Ainda que muitos especialistas antevejam que esta possa reduzir o risco de transmissão, dado acontecer o mesmo com outras vacinas, “isso não foi visto, não foi estudado” para a vacinação contra a covid-19, contrapõe Miguel Oliveira da Silva. De acordo com um artigo entretanto publicado pela Universidade de Oxford, a vacina desenvolvida pela universidade britânica e pela farmacêutica AstraZeneca tem potencial para reduzir a transmissão do vírus em 67% após a primeira dose, segundo uma análise preliminar aos ensaios clínicos, actualmente em revisão.
Para Miguel Oliveira da Silva, há ainda um outro factor a ter em conta: “ninguém sabe” durante quanto tempo a vacina confere protecção contra a doença. O Conselho de Ética alemão já veio opor-se ao aliviar de restrições: “Neste momento, não se deve retirar as restrições estaduais às liberdades das pessoas vacinadas, uma vez que não é possível avaliar de forma confiável a infecciosidade”, afirmava Alena Buyx, directora do conselho numa conferência de imprensa no início de Fevereiro.
Há ainda quem aponte a existência de diferentes vacinas, com diferentes níveis de eficácia, assim como o adiamento da administração da segunda dose em alguns casos (por decisão do governo ou atrasos na produção) e os efeitos que isso poderá trazer ao nível da eficácia da inoculação ou da transmissão do vírus.
Como fica a privacidade num “passaporte” universal e digital?

Enunciado da tarefa
Transcreva na íntegra o texto sobre a vacinação contra a covid-19, sem qualquer alteração. Baseie-se somente no texto.

Registos fornecidos
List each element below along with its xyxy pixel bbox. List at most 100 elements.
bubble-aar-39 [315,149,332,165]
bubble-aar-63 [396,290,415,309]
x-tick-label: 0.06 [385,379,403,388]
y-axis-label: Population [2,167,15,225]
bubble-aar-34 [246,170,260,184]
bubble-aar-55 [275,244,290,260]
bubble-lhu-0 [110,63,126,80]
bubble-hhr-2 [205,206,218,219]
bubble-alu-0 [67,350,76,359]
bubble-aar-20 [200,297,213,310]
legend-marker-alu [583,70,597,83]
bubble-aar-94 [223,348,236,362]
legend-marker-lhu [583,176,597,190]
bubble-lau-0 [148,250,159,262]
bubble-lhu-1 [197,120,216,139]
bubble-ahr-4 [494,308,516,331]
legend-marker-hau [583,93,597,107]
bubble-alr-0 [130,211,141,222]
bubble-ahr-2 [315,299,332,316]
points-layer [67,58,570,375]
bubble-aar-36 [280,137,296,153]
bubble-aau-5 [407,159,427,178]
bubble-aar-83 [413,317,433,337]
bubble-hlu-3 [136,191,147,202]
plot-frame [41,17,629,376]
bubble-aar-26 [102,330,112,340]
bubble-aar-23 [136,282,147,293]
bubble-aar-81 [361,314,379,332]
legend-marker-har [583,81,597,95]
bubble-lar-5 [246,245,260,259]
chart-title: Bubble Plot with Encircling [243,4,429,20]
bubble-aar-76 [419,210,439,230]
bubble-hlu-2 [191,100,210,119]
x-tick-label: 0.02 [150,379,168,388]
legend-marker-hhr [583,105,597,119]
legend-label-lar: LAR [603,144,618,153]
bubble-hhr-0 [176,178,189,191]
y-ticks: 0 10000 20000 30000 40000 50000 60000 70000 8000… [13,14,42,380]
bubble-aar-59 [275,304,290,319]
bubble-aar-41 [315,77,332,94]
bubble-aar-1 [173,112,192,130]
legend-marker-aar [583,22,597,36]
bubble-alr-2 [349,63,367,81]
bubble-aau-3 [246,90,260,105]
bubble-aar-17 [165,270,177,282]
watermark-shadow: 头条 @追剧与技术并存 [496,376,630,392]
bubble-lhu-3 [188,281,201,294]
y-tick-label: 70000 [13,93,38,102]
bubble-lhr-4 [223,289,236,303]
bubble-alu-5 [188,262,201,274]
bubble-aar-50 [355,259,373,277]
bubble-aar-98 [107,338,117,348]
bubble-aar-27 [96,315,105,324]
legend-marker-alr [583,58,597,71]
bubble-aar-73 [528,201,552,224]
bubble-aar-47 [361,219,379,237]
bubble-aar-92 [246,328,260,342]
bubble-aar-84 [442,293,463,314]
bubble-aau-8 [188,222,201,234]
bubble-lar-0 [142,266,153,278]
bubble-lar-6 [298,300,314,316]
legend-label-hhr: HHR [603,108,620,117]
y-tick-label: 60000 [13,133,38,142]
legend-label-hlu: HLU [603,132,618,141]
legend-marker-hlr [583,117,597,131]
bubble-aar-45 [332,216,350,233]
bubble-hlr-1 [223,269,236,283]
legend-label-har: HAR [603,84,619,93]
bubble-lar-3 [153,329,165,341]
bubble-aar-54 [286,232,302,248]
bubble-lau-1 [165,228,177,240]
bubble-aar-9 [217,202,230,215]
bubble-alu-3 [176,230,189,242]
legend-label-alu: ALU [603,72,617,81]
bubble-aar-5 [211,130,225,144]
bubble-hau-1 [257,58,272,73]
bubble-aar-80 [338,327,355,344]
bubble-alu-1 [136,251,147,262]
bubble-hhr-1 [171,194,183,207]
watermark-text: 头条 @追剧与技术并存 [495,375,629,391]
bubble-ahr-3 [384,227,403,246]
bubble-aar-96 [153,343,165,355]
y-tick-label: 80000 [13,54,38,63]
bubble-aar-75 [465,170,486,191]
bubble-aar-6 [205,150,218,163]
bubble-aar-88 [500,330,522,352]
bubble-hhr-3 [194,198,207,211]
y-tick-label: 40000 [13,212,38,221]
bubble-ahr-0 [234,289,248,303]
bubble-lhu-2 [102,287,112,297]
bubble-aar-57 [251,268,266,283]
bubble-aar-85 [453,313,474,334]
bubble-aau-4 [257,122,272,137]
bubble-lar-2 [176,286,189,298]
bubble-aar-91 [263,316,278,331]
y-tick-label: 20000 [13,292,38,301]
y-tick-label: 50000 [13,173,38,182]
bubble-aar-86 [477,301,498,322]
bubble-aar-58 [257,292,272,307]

Resultado
Ainda que muitos especialistas antevejam que esta possa reduzir o risco de transmissão, dado acontecer o mesmo com outras vacinas, “isso não foi visto, não foi estudado” para a vacinação contra a covid-19, contrapõe Miguel Oliveira da Silva. De acordo com um artigo entretanto publicado pela Universidade de Oxford, a vacina desenvolvida pela universidade britânica e pela farmacêutica AstraZeneca tem potencial para reduzir a transmissão do vírus em 67% após a primeira dose, segundo uma análise preliminar aos ensaios clínicos, actualmente em revisão.
Para Miguel Oliveira da Silva, há ainda um outro factor a ter em conta: “ninguém sabe” durante quanto tempo a vacina confere protecção contra a doença. O Conselho de Ética alemão já veio opor-se ao aliviar de restrições: “Neste momento, não se deve retirar as restrições estaduais às liberdades das pessoas vacinadas, uma vez que não é possível avaliar de forma confiável a infecciosidade”, afirmava Alena Buyx, directora do conselho numa conferência de imprensa no início de Fevereiro.
Há ainda quem aponte a existência de diferentes vacinas, com diferentes níveis de eficácia, assim como o adiamento da administração da segunda dose em alguns casos (por decisão do governo ou atrasos na produção) e os efeitos que isso poderá trazer ao nível da eficácia da inoculação ou da transmissão do vírus.
Como fica a privacidade num “passaporte” universal e digital?